◆ Document text
- - - - -

Bad news, FPU regs are saved last and loaded first, and their stack frame has variable size.

Thomas Richter · 19 March 2021, 14:38

Quote:

Originally Posted by meynaf

Does the location of registers change in different versions of the OS ?

It's not documented, which means "hands off!".

Thomas Richter · 19 March 2021, 14:50

Quote:

Originally Posted by meynaf

So the question is : how to perform all this, in the fastest possible way ?
All ideas are welcome.

You can at least avoid a stack push/pop if the called functions are tiny by loading the "continue from here" location into a register and replace the JSR by JMP, and the RTS (for small functions) by a JMP (return). For longer functions, you can still make a "move.l return,-(a7)" and have a RTS at the end. Thus, at least tiny "no-op" functions do not need to touch memory or the stack. Some heavy-duty functions of P96 work this way.

War time story: GFA basic had a similar (mis-)design where the basic token interpreter was interrupted from an input.device event handler by hot-patching the interpreter loop (self-modifying code). Needless to say, the whole thing broke with processors having data and code caches.

a/b · 19 March 2021, 15:04

Well, another stupid idea (OS lovers rejoice!): install your exception vector for illegal instructions, get task's loadseg list and locate your code, put a juicy illegal into main loop (+icache nuke), and now you have access to all the registers and don't have to check any flags at all.

robinsonb5 · 19 March 2021, 15:04

Is there a spare entry in your jumptable? Or can you add a -1th entry?

If so, point that spare entry to bigloop, and jump to it at the end of every function. You could then override it in your interrupt / other task, and restore it at the end of your special handling functions?

grond · 19 March 2021, 15:33

If you are always doing the JSR from the same place, your minimal interrupt handler could replace the return address on the stack with the entry address of the extended service code such that the JSR will not return to the caller PC but enter the extended service code. The extended service code would then just JMP back into the main loop when it has done its work.

NorthWay · 19 March 2021, 15:34

Quote:

Originally Posted by meynaf

Out of curiosity, if it were the case that i had free bits available, what benefit could have come out of it ?

Not sure I know myself. It was more or less about spacing out the opcodes every N bytes and shifting the (a6) bits to get a direct address to jump to (possibly needing some rather memory-hungry address alignment - every opcode starts 2^N bytes apart).
If the code is dense then it could have been a series of 4-byte branch opcodes (possibly not faster though) if you could drop bits or shift bits so it only was 14 bits.

I'm just rambling. Orthogonality, spacing, massaged data to make it fit the problem. Is the problem set in stone, or can you modify it to make it easier to handle?

a/b · 19 March 2021, 15:54

Expanding on robinsonb5's nice idea, if you have a spare register:

Code:

	lea	(main_ptr),a5
bigloop:
	move.w	(a6)+,d7
	jmp	([a4,d7.l*4])

main_ptr:
	DC.L	bigloop

r1:
...

- - - - -

◆ List of tasks
A – Reproduce the passage of the forum thread that begins with the words containing "Out of curiosity, if" and ends with "easier to handle?".
B – List the usernames shown on the post headers in the forum thread, naming each one once.
C – According to the forum thread, with what kind of processors did the GFA Basic design break?
Rely solely on the forum thread when responding.

- - - - -

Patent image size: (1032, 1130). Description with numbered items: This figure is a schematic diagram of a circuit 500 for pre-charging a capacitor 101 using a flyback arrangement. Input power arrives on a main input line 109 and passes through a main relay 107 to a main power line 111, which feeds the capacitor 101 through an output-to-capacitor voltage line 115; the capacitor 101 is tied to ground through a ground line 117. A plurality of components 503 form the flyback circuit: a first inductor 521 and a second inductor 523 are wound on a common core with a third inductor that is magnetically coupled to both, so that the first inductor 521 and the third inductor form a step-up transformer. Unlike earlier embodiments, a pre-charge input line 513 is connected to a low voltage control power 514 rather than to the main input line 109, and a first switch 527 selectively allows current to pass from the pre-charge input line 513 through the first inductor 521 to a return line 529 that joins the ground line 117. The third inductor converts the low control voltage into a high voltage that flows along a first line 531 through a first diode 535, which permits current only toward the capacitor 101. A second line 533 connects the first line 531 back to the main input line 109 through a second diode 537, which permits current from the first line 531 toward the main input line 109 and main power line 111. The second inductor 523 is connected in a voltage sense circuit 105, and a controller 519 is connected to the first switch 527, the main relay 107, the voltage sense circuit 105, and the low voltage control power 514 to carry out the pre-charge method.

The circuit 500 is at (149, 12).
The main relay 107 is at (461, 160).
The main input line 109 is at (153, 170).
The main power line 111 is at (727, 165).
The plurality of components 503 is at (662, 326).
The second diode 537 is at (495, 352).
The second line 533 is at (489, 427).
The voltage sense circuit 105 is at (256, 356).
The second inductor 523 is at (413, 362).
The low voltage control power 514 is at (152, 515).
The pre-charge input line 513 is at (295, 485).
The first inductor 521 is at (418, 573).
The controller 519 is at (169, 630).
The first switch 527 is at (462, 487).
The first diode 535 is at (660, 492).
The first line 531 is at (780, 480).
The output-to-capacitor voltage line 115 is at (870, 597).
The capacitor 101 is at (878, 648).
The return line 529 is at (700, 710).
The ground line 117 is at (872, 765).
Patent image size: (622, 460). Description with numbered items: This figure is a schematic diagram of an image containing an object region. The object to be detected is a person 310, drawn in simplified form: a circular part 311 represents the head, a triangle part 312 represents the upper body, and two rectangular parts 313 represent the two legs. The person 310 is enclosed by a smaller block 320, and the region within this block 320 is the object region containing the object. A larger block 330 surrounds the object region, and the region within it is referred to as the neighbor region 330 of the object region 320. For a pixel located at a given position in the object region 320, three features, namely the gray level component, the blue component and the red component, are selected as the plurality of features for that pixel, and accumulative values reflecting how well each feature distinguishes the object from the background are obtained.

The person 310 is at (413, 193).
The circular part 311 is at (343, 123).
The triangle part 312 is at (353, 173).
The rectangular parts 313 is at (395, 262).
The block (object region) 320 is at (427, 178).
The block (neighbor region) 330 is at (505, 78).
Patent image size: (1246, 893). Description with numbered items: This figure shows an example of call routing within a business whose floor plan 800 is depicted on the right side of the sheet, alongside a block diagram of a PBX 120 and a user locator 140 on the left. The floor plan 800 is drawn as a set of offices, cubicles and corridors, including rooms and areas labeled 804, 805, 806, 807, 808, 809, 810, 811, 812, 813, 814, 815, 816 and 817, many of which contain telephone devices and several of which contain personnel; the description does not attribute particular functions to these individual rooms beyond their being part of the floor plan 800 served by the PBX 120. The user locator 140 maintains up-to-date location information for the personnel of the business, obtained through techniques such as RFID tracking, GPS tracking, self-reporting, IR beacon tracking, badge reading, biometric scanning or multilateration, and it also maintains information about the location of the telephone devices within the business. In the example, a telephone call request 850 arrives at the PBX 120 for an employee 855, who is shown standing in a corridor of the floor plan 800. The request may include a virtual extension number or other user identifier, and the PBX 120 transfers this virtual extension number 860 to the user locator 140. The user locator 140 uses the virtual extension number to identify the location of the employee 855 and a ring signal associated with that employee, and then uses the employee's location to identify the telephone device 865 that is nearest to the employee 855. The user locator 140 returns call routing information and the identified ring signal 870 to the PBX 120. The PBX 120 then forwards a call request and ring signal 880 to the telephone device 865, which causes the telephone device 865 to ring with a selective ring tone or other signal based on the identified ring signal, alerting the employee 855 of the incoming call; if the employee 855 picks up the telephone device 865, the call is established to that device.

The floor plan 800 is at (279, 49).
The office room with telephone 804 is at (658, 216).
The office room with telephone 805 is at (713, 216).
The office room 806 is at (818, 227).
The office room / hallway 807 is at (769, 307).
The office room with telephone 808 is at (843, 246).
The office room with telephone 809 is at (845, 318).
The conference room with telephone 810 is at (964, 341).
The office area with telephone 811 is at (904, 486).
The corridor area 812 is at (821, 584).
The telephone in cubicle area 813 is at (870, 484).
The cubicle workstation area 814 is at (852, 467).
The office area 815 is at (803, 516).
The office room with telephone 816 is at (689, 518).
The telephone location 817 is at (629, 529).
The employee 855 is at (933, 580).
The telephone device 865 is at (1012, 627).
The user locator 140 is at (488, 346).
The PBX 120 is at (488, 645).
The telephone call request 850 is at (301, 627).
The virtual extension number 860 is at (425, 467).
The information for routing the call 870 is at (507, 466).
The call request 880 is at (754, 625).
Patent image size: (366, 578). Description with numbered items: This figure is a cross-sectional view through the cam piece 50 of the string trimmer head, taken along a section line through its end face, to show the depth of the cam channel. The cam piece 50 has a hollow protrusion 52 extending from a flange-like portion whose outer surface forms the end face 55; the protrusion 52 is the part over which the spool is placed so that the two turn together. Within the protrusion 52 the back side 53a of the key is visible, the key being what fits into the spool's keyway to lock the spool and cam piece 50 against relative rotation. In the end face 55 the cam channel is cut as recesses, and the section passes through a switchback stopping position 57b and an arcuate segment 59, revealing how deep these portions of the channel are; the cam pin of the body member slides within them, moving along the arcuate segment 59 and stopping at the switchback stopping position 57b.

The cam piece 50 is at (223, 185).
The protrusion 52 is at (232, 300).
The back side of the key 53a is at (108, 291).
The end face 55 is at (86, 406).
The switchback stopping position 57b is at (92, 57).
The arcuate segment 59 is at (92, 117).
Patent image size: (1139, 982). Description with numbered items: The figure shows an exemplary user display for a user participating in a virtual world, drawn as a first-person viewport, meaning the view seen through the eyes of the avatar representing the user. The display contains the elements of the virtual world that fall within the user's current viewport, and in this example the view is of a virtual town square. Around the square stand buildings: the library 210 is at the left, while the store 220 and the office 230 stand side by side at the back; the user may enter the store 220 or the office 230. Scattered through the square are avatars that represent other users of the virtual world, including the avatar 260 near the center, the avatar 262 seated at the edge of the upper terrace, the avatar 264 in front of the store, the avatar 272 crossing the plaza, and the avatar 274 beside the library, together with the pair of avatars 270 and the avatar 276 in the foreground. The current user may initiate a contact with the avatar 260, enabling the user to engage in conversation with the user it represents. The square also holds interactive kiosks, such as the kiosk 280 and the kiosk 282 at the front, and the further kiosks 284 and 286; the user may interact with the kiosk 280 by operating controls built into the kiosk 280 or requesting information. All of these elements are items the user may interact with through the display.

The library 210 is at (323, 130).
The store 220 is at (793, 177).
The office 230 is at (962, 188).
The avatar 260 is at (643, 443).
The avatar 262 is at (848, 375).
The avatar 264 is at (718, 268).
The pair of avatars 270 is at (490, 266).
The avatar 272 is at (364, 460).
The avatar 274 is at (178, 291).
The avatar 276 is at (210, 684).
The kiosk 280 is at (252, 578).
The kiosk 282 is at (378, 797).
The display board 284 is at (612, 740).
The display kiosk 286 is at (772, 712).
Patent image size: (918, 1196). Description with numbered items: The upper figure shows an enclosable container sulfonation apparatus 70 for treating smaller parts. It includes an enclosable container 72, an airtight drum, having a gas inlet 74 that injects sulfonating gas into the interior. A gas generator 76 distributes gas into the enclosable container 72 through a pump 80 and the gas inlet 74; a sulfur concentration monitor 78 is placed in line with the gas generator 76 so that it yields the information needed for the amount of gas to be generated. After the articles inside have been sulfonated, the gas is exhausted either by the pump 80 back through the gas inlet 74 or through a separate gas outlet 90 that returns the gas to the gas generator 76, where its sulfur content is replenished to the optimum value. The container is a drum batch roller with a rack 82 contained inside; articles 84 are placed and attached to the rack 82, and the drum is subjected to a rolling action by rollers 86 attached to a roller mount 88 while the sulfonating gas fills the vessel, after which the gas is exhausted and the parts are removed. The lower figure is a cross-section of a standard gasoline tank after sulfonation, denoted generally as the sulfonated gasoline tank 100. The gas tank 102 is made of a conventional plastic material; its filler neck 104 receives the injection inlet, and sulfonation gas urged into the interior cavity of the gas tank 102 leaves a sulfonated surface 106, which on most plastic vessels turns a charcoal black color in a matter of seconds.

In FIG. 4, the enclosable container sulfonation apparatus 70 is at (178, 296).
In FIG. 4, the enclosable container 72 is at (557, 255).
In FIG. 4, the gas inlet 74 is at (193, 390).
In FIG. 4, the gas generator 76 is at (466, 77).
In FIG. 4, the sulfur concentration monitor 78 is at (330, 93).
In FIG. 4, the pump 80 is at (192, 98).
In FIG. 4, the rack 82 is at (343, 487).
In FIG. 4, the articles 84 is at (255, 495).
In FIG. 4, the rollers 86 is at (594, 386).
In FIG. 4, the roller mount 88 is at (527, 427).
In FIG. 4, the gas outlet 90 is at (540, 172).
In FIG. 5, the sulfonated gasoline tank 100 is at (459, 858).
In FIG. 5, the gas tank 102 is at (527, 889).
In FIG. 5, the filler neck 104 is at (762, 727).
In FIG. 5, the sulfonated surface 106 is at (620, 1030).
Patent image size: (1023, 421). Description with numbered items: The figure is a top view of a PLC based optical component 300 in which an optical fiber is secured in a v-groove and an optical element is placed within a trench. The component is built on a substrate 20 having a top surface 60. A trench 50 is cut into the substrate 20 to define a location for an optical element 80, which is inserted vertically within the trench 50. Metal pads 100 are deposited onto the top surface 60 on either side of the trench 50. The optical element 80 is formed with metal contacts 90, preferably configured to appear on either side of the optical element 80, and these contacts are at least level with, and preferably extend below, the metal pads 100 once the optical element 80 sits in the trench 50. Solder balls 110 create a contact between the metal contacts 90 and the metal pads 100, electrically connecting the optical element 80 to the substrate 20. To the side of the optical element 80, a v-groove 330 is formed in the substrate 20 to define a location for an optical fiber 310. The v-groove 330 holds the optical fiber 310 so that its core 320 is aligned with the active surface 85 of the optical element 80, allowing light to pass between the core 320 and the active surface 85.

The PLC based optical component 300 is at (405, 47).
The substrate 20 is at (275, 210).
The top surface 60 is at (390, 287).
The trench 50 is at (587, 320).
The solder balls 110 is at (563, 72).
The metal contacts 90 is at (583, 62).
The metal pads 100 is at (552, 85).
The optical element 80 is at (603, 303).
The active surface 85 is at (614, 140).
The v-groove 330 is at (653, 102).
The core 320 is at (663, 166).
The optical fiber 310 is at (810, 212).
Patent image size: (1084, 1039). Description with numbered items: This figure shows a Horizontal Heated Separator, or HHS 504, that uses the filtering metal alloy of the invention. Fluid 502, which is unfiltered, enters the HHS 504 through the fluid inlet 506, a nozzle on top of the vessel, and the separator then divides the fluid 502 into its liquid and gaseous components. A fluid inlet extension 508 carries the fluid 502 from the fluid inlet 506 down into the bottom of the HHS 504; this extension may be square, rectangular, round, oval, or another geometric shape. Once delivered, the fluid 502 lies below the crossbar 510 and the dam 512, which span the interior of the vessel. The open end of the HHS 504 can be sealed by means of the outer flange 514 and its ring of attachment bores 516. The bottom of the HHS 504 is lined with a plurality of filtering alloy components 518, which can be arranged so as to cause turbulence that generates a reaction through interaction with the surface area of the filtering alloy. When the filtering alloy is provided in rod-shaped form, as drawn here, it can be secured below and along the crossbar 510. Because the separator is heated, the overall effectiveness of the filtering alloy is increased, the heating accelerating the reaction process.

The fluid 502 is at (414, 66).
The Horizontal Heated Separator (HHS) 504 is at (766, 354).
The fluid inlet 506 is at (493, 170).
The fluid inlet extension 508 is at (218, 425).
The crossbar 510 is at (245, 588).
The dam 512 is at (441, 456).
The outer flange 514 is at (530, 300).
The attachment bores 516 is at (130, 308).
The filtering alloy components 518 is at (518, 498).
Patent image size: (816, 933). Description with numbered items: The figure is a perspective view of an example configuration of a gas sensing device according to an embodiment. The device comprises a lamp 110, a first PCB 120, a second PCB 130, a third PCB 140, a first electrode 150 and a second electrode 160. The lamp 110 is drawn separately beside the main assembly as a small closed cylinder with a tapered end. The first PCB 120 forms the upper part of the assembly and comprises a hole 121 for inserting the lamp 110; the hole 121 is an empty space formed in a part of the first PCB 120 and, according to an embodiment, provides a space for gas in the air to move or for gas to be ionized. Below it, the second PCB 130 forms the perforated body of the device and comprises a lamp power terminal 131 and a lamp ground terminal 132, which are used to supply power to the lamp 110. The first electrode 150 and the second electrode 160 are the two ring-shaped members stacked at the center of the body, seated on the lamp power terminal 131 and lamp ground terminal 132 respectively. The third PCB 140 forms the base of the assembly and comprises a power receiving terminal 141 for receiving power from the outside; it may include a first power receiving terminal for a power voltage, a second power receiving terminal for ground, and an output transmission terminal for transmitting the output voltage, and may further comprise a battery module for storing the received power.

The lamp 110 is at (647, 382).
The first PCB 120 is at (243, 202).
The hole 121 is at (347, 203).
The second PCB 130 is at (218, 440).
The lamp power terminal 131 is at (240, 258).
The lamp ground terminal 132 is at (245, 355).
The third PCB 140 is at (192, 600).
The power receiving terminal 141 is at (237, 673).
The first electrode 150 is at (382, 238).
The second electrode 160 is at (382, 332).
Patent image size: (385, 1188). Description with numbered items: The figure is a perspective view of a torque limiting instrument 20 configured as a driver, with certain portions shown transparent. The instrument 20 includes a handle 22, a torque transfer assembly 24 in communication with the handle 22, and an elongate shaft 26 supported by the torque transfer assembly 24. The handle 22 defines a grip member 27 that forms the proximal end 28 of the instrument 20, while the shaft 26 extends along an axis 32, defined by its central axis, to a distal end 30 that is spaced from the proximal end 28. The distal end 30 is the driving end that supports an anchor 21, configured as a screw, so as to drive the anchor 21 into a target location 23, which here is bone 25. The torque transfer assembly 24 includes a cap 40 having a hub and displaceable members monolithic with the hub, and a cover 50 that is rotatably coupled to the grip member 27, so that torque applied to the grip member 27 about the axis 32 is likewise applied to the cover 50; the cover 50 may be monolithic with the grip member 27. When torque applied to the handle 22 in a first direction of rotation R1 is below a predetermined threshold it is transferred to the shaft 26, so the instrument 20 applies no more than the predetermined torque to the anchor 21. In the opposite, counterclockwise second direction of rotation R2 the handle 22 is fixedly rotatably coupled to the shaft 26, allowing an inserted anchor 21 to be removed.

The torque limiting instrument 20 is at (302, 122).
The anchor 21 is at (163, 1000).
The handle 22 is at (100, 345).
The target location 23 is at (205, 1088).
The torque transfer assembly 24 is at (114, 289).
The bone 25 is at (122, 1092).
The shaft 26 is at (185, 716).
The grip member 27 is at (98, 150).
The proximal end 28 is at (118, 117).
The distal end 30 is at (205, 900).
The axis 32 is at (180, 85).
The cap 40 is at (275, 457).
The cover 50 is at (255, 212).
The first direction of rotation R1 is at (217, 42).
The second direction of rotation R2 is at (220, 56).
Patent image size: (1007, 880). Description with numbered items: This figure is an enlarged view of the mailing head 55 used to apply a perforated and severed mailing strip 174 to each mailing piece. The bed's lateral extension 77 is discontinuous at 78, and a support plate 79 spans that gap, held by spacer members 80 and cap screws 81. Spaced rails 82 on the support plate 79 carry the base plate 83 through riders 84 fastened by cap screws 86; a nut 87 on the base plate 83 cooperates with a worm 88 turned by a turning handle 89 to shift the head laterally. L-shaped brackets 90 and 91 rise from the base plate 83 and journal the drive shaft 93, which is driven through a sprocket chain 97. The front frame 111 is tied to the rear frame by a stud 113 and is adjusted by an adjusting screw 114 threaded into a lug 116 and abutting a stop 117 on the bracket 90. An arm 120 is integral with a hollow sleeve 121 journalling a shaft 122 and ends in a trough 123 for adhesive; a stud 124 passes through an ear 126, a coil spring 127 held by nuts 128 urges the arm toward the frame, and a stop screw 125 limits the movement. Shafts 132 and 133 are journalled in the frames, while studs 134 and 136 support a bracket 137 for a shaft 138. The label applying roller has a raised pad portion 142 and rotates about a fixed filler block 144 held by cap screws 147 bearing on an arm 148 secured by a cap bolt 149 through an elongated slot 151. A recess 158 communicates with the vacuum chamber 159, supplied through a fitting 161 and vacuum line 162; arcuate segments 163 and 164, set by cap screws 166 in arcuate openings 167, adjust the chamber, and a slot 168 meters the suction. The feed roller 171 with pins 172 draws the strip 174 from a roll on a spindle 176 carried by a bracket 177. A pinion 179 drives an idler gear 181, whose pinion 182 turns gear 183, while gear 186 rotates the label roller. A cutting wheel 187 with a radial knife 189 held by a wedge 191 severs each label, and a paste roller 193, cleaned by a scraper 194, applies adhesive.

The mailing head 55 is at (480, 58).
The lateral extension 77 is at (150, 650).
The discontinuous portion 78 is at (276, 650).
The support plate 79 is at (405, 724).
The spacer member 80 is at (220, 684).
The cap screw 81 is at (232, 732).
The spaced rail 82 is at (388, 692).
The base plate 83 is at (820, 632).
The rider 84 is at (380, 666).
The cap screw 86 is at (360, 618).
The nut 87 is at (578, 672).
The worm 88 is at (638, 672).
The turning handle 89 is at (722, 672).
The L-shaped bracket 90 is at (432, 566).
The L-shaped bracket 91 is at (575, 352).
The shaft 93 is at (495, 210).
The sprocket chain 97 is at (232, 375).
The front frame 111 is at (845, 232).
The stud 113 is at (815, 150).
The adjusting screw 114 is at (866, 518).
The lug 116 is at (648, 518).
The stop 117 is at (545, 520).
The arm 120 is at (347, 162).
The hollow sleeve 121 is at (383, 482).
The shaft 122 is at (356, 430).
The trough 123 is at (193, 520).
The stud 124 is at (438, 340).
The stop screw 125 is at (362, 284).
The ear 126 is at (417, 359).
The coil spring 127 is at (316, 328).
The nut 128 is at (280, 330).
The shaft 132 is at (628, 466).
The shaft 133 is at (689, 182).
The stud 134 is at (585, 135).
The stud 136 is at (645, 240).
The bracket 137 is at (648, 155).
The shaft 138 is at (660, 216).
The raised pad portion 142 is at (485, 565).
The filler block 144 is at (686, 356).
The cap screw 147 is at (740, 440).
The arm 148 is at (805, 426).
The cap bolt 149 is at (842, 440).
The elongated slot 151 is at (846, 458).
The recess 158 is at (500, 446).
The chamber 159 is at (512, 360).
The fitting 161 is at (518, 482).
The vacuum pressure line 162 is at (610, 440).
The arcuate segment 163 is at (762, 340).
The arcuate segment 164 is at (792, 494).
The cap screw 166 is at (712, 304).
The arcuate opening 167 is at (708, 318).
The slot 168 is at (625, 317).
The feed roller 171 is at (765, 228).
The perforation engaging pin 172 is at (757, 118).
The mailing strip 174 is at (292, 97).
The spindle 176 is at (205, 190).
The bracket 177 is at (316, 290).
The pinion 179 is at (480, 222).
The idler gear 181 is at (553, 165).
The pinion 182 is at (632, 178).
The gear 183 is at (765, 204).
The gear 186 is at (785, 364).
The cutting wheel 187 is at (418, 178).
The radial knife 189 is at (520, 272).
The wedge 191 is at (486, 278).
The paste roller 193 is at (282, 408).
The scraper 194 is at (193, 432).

- - - - -

◆ List of solutions
A –
Out of curiosity, if it were the case that i had free bits available, what benefit could have come out of it ?

Not sure I know myself. It was more or less about spacing out the opcodes every N bytes and shifting the (a6) bits to get a direct address to jump to (possibly needing some rather memory-hungry address alignment - every opcode starts 2^N bytes apart).
If the code is dense then it could have been a series of 4-byte branch opcodes (possibly not faster though) if you could drop bits or shift bits so it only was 14 bits.

I'm just rambling. Orthogonality, spacing, massaged data to make it fit the problem. Is the problem set in stone, or can you modify it to make it easier to handle?

B – Thomas Richter, a/b, robinsonb5, grond, NorthWay

C – It broke with processors having data and code caches.